SET PROBLEM: Render every line of the entries below as a JSON list of strings, with one string per line and blank lines omitted, and leave the pictures out of the answer.

>>>>

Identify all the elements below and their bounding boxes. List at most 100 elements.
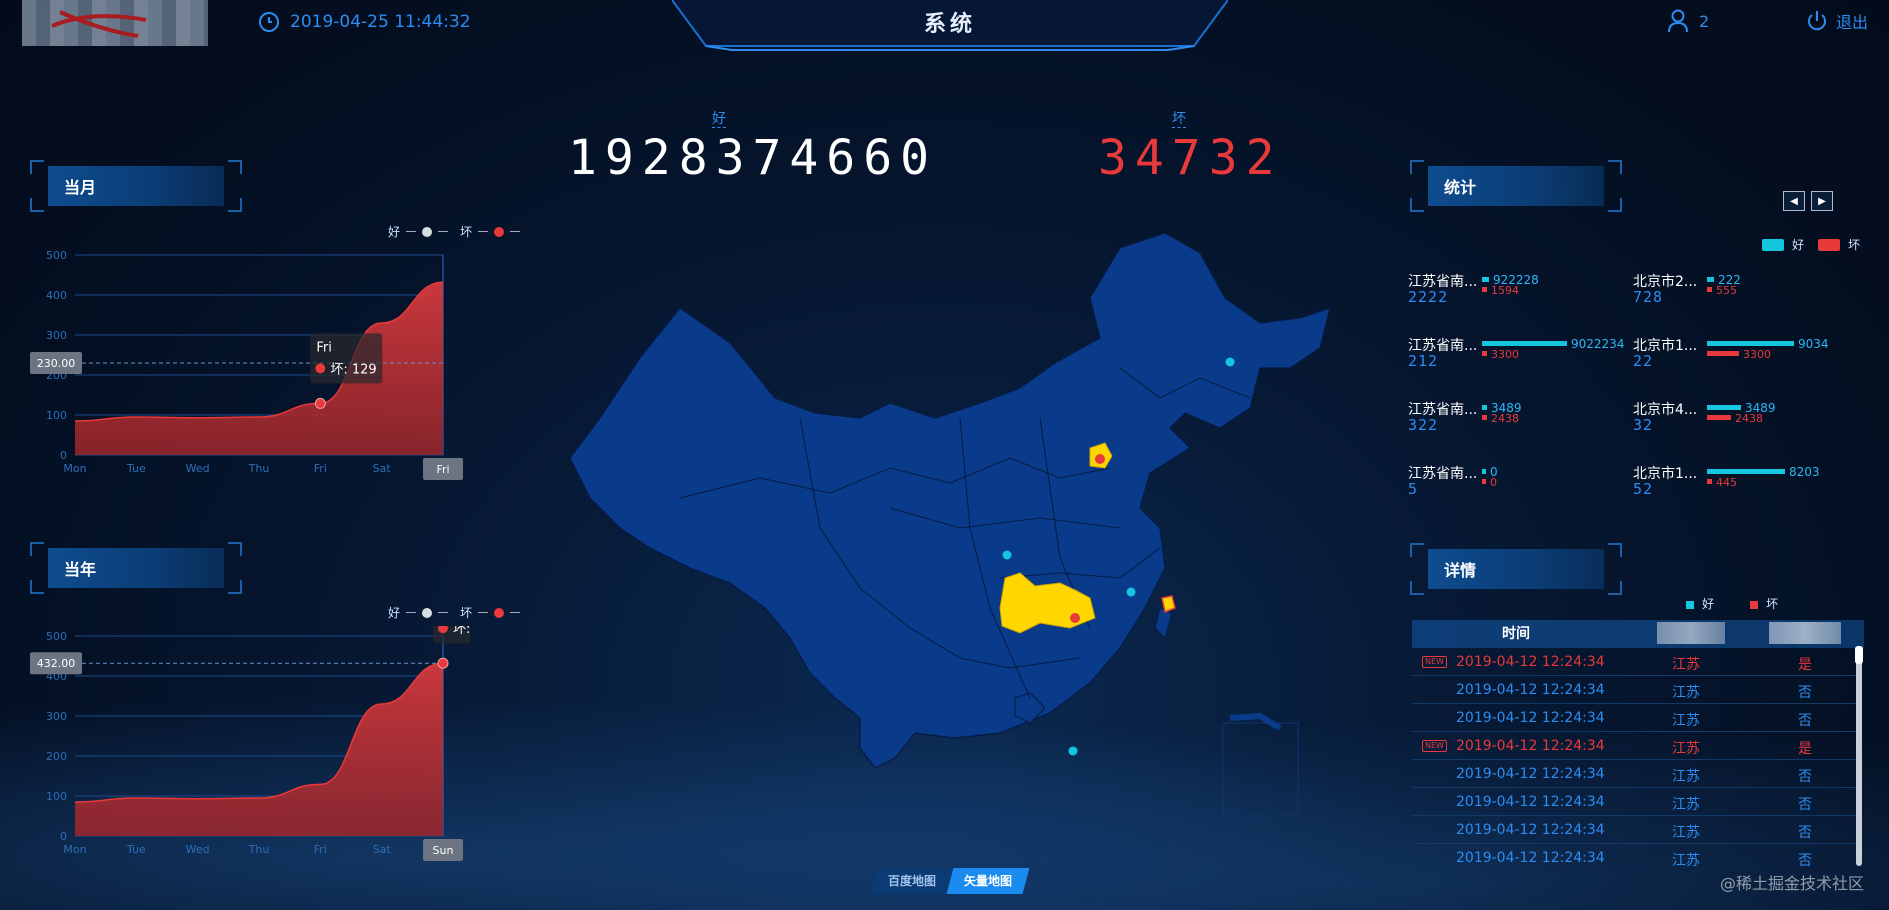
stat-good-bar [1482, 277, 1489, 282]
stat-item[interactable]: 江苏省南... 2222 922228 1594 [1408, 271, 1633, 321]
baidu-map-label: 百度地图 [888, 874, 937, 888]
stat-code: 32 [1633, 416, 1654, 434]
row-flag: 否 [1798, 769, 1812, 785]
table-scrollbar[interactable] [1856, 646, 1862, 866]
stat-item[interactable]: 江苏省南... 5 0 0 [1408, 463, 1633, 513]
stats-legend[interactable]: 好 坏 [1762, 236, 1860, 253]
yearly-area-chart[interactable]: 0100200300400500MonTueWedThuFriSatSun432… [20, 626, 470, 866]
yearly-ytick: 0 [60, 830, 67, 843]
bad-square-icon [1750, 600, 1759, 609]
prev-page-button[interactable]: ◀ [1783, 191, 1805, 211]
watermark: @稀土掘金技术社区 [1719, 874, 1864, 893]
stat-bad-value: 3300 [1491, 348, 1519, 361]
row-time: 2019-04-12 12:24:34 [1456, 738, 1605, 754]
stat-bad-bar [1482, 287, 1487, 292]
table-row[interactable]: 2019-04-12 12:24:34 江苏 否 [1412, 788, 1856, 816]
table-row[interactable]: 2019-04-12 12:24:34 江苏 否 [1412, 844, 1856, 870]
title-frame: 系统 [672, 0, 1228, 52]
vector-map-tab[interactable]: 矢量地图 [946, 868, 1030, 894]
south-sea-inset [1222, 722, 1299, 817]
monthly-point[interactable] [314, 397, 326, 409]
stat-bad-bar [1707, 415, 1731, 420]
details-panel-title: 详情 [1444, 561, 1477, 580]
stat-bad-value: 2438 [1491, 412, 1519, 425]
stat-bad-value: 1594 [1491, 284, 1519, 297]
table-row[interactable]: 2019-04-12 12:24:34 江苏 否 [1412, 816, 1856, 844]
row-flag: 否 [1798, 685, 1812, 701]
stat-bad-bar [1482, 479, 1486, 484]
map-point-bad[interactable] [1095, 454, 1105, 464]
details-legend: 好 坏 [1686, 595, 1778, 612]
stat-item[interactable]: 北京市4... 32 3489 2438 [1633, 399, 1858, 449]
monthly-xtick: Wed [186, 462, 210, 475]
monthly-tooltip-value: 坏: 129 [330, 362, 376, 377]
bad-dot-icon [494, 226, 505, 237]
map-point-bad[interactable] [1070, 613, 1080, 623]
good-counter-label: 好 [712, 111, 726, 128]
clock-icon [259, 12, 279, 32]
details-legend-bad-item: 坏 [1750, 595, 1778, 612]
map-point-good[interactable] [1225, 357, 1235, 367]
yearly-ytick: 200 [46, 750, 67, 763]
table-row[interactable]: 2019-04-12 12:24:34 江苏 否 [1412, 676, 1856, 704]
row-province: 江苏 [1672, 713, 1700, 729]
logo [22, 0, 208, 46]
table-row[interactable]: NEW 2019-04-12 12:24:34 江苏 是 [1412, 732, 1856, 760]
stat-item[interactable]: 江苏省南... 322 3489 2438 [1408, 399, 1633, 449]
monthly-ytick: 100 [46, 409, 67, 422]
monthly-legend[interactable]: 好 坏 [388, 223, 521, 240]
stat-item[interactable]: 北京市1... 52 8203 445 [1633, 463, 1858, 513]
map-point-good[interactable] [1002, 550, 1012, 560]
row-flag: 是 [1798, 657, 1812, 673]
stats-panel-title: 统计 [1444, 178, 1477, 197]
next-page-button[interactable]: ▶ [1811, 191, 1833, 211]
user-menu[interactable]: 2 [1667, 9, 1709, 33]
stat-item[interactable]: 北京市1... 22 9034 3300 [1633, 335, 1858, 385]
column-redacted [1769, 622, 1841, 644]
yearly-ytick: 300 [46, 710, 67, 723]
monthly-xtick: Tue [126, 462, 146, 475]
logout-button[interactable]: 退出 [1806, 9, 1868, 33]
stat-good-value: 9022234 [1571, 337, 1625, 351]
baidu-map-tab[interactable]: 百度地图 [870, 868, 954, 894]
yearly-series-area[interactable] [75, 663, 443, 836]
map-point-good[interactable] [1068, 746, 1078, 756]
yearly-legend[interactable]: 好 坏 [388, 604, 521, 621]
stat-item[interactable]: 北京市2... 728 222 555 [1633, 271, 1858, 321]
bad-counter-label-wrap: 坏 [1172, 108, 1186, 128]
monthly-xtick: Fri [314, 462, 327, 475]
new-badge: NEW [1422, 740, 1447, 752]
map-shanghai-highlight[interactable] [1161, 595, 1176, 614]
yearly-point[interactable] [437, 657, 449, 669]
monthly-ytick: 500 [46, 249, 67, 262]
table-scroll-thumb[interactable] [1855, 646, 1863, 664]
stat-good-bar [1482, 469, 1486, 474]
stat-good-bar [1707, 277, 1714, 282]
good-counter-value: 1928374660 [568, 130, 937, 186]
stat-bad-value: 0 [1490, 476, 1497, 489]
details-table[interactable]: 时间 NEW 2019-04-12 12:24:34 江苏是 2019-04-12 1… [1412, 620, 1864, 870]
stat-bad-bar [1707, 287, 1712, 292]
china-map[interactable] [560, 228, 1340, 828]
table-row[interactable]: 2019-04-12 12:24:34 江苏 否 [1412, 760, 1856, 788]
table-header: 时间 [1412, 620, 1864, 648]
logo-mark [51, 10, 147, 38]
column-time: 时间 [1502, 626, 1530, 642]
table-row[interactable]: NEW 2019-04-12 12:24:34 江苏 是 [1412, 648, 1856, 676]
yearly-xtick: Mon [63, 843, 86, 856]
stat-good-bar [1707, 341, 1794, 346]
map-point-good[interactable] [1126, 587, 1136, 597]
stat-bad-bar [1707, 479, 1712, 484]
yearly-legend-good: 好 [388, 606, 401, 620]
map-taiwan[interactable] [1154, 607, 1173, 639]
yearly-x-marker-text: Sun [433, 844, 454, 857]
map-mainland[interactable] [569, 232, 1331, 769]
monthly-series-area[interactable] [75, 282, 443, 455]
monthly-area-chart[interactable]: 0100200300400500MonTueWedThuFriSatSun230… [20, 245, 470, 485]
table-row[interactable]: 2019-04-12 12:24:34 江苏 否 [1412, 704, 1856, 732]
yearly-panel-header: 当年 [30, 542, 242, 594]
bad-swatch-icon [1818, 238, 1841, 251]
monthly-legend-bad: 坏 [460, 225, 473, 239]
row-province: 江苏 [1672, 825, 1700, 841]
stat-item[interactable]: 江苏省南... 212 9022234 3300 [1408, 335, 1633, 385]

<<<<

CORRECT RESPONSE:
[
  "Identify all the elements below and their bounding boxes. List at most 100 elements.",
  "stat-good-bar [1482, 277, 1489, 282]",
  "stat-item[interactable]: 江苏省南... 2222 922228 1594 [1408, 271, 1633, 321]",
  "baidu-map-label: 百度地图 [888, 874, 937, 888]",
  "stat-code: 32 [1633, 416, 1654, 434]",
  "row-flag: 否 [1798, 769, 1812, 785]",
  "table-scrollbar[interactable] [1856, 646, 1862, 866]",
  "stat-item[interactable]: 江苏省南... 5 0 0 [1408, 463, 1633, 513]",
  "stats-legend[interactable]: 好 坏 [1762, 236, 1860, 253]",
  "yearly-area-chart[interactable]: 0100200300400500MonTueWedThuFriSatSun432… [20, 626, 470, 866]",
  "yearly-ytick: 0 [60, 830, 67, 843]",
  "bad-square-icon [1750, 600, 1759, 609]",
  "prev-page-button[interactable]: ◀ [1783, 191, 1805, 211]",
  "watermark: @稀土掘金技术社区 [1719, 874, 1864, 893]",
  "stat-bad-value: 3300 [1491, 348, 1519, 361]",
  "row-time: 2019-04-12 12:24:34 [1456, 738, 1605, 754]",
  "stat-bad-bar [1482, 287, 1487, 292]",
  "table-row[interactable]: 2019-04-12 12:24:34 江苏 否 [1412, 788, 1856, 816]",
  "table-row[interactable]: 2019-04-12 12:24:34 江苏 否 [1412, 844, 1856, 870]",
  "title-frame: 系统 [672, 0, 1228, 52]",
  "vector-map-tab[interactable]: 矢量地图 [946, 868, 1030, 894]",
  "south-sea-inset [1222, 722, 1299, 817]",
  "monthly-point[interactable] [314, 397, 326, 409]",
  "stat-bad-bar [1707, 415, 1731, 420]",
  "details-panel-title: 详情 [1444, 561, 1477, 580]",
  "stat-bad-value: 2438 [1491, 412, 1519, 425]",
  "stat-bad-value: 1594 [1491, 284, 1519, 297]",
  "table-row[interactable]: 2019-04-12 12:24:34 江苏 否 [1412, 816, 1856, 844]",
  "row-flag: 否 [1798, 685, 1812, 701]",
  "stat-bad-bar [1482, 479, 1486, 484]",
  "map-point-bad[interactable] [1095, 454, 1105, 464]",
  "details-legend: 好 坏 [1686, 595, 1778, 612]",
  "stat-item[interactable]: 北京市4... 32 3489 2438 [1633, 399, 1858, 449]",
  "monthly-xtick: Wed [186, 462, 210, 475]",
  "monthly-tooltip-value: 坏: 129 [330, 362, 376, 377]",
  "bad-dot-icon [494, 226, 505, 237]",
  "map-point-bad[interactable] [1070, 613, 1080, 623]",
  "good-counter-label: 好 [712, 111, 726, 128]",
  "clock-icon [259, 12, 279, 32]",
  "details-legend-bad-item: 坏 [1750, 595, 1778, 612]",
  "map-point-good[interactable] [1225, 357, 1235, 367]",
  "yearly-ytick: 200 [46, 750, 67, 763]",
  "table-row[interactable]: 2019-04-12 12:24:34 江苏 否 [1412, 676, 1856, 704]",
  "row-province: 江苏 [1672, 713, 1700, 729]",
  "logo [22, 0, 208, 46]",
  "table-row[interactable]: NEW 2019-04-12 12:24:34 江苏 是 [1412, 732, 1856, 760]",
  "stat-item[interactable]: 江苏省南... 322 3489 2438 [1408, 399, 1633, 449]",
  "monthly-ytick: 100 [46, 409, 67, 422]",
  "monthly-legend[interactable]: 好 坏 [388, 223, 521, 240]",
  "stat-item[interactable]: 北京市1... 52 8203 445 [1633, 463, 1858, 513]",
  "map-point-good[interactable] [1002, 550, 1012, 560]",
  "row-flag: 是 [1798, 657, 1812, 673]",
  "stats-panel-title: 统计 [1444, 178, 1477, 197]",
  "next-page-button[interactable]: ▶ [1811, 191, 1833, 211]",
  "user-menu[interactable]: 2 [1667, 9, 1709, 33]",
  "stat-item[interactable]: 北京市1... 22 9034 3300 [1633, 335, 1858, 385]",
  "column-redacted [1769, 622, 1841, 644]",
  "yearly-ytick: 300 [46, 710, 67, 723]",
  "monthly-xtick: Tue [126, 462, 146, 475]",
  "logout-button[interactable]: 退出 [1806, 9, 1868, 33]",
  "stat-good-value: 9022234 [1571, 337, 1625, 351]",
  "baidu-map-tab[interactable]: 百度地图 [870, 868, 954, 894]",
  "yearly-series-area[interactable] [75, 663, 443, 836]",
  "map-point-good[interactable] [1068, 746, 1078, 756]",
  "yearly-legend[interactable]: 好 坏 [388, 604, 521, 621]",
  "stat-item[interactable]: 北京市2... 728 222 555 [1633, 271, 1858, 321]",
  "bad-counter-label-wrap: 坏 [1172, 108, 1186, 128]",
  "monthly-xtick: Fri [314, 462, 327, 475]",
  "new-badge: NEW [1422, 740, 1447, 752]",
  "map-shanghai-highlight[interactable] [1161, 595, 1176, 614]",
  "yearly-point[interactable] [437, 657, 449, 669]",
  "monthly-ytick: 500 [46, 249, 67, 262]",
  "table-scroll-thumb[interactable] [1855, 646, 1863, 664]",
  "stat-good-bar [1482, 469, 1486, 474]",
  "stat-good-bar [1707, 277, 1714, 282]",
  "good-counter-value: 1928374660 [568, 130, 937, 186]",
  "stat-bad-value: 0 [1490, 476, 1497, 489]",
  "details-table[interactable]: 时间 NEW 2019-04-12 12:24:34 江苏是 2019-04-12 1… [1412, 620, 1864, 870]",
  "stat-bad-bar [1707, 287, 1712, 292]",
  "china-map[interactable] [560, 228, 1340, 828]",
  "table-row[interactable]: 2019-04-12 12:24:34 江苏 否 [1412, 760, 1856, 788]",
  "table-header: 时间 [1412, 620, 1864, 648]",
  "logo-mark [51, 10, 147, 38]",
  "column-time: 时间 [1502, 626, 1530, 642]",
  "table-row[interactable]: NEW 2019-04-12 12:24:34 江苏 是 [1412, 648, 1856, 676]",
  "yearly-xtick: Mon [63, 843, 86, 856]",
  "stat-good-bar [1707, 341, 1794, 346]",
  "map-point-good[interactable] [1126, 587, 1136, 597]",
  "stat-bad-bar [1707, 479, 1712, 484]",
  "yearly-legend-good: 好 [388, 606, 401, 620]",
  "map-taiwan[interactable] [1154, 607, 1173, 639]",
  "yearly-x-marker-text: Sun [433, 844, 454, 857]",
  "map-mainland[interactable] [569, 232, 1331, 769]",
  "monthly-series-area[interactable] [75, 282, 443, 455]",
  "monthly-area-chart[interactable]: 0100200300400500MonTueWedThuFriSatSun230… [20, 245, 470, 485]",
  "table-row[interactable]: 2019-04-12 12:24:34 江苏 否 [1412, 704, 1856, 732]",
  "yearly-panel-header: 当年 [30, 542, 242, 594]",
  "bad-swatch-icon [1818, 238, 1841, 251]",
  "monthly-legend-bad: 坏 [460, 225, 473, 239]",
  "row-province: 江苏 [1672, 825, 1700, 841]",
  "stat-item[interactable]: 江苏省南... 212 9022234 3300 [1408, 335, 1633, 385]"
]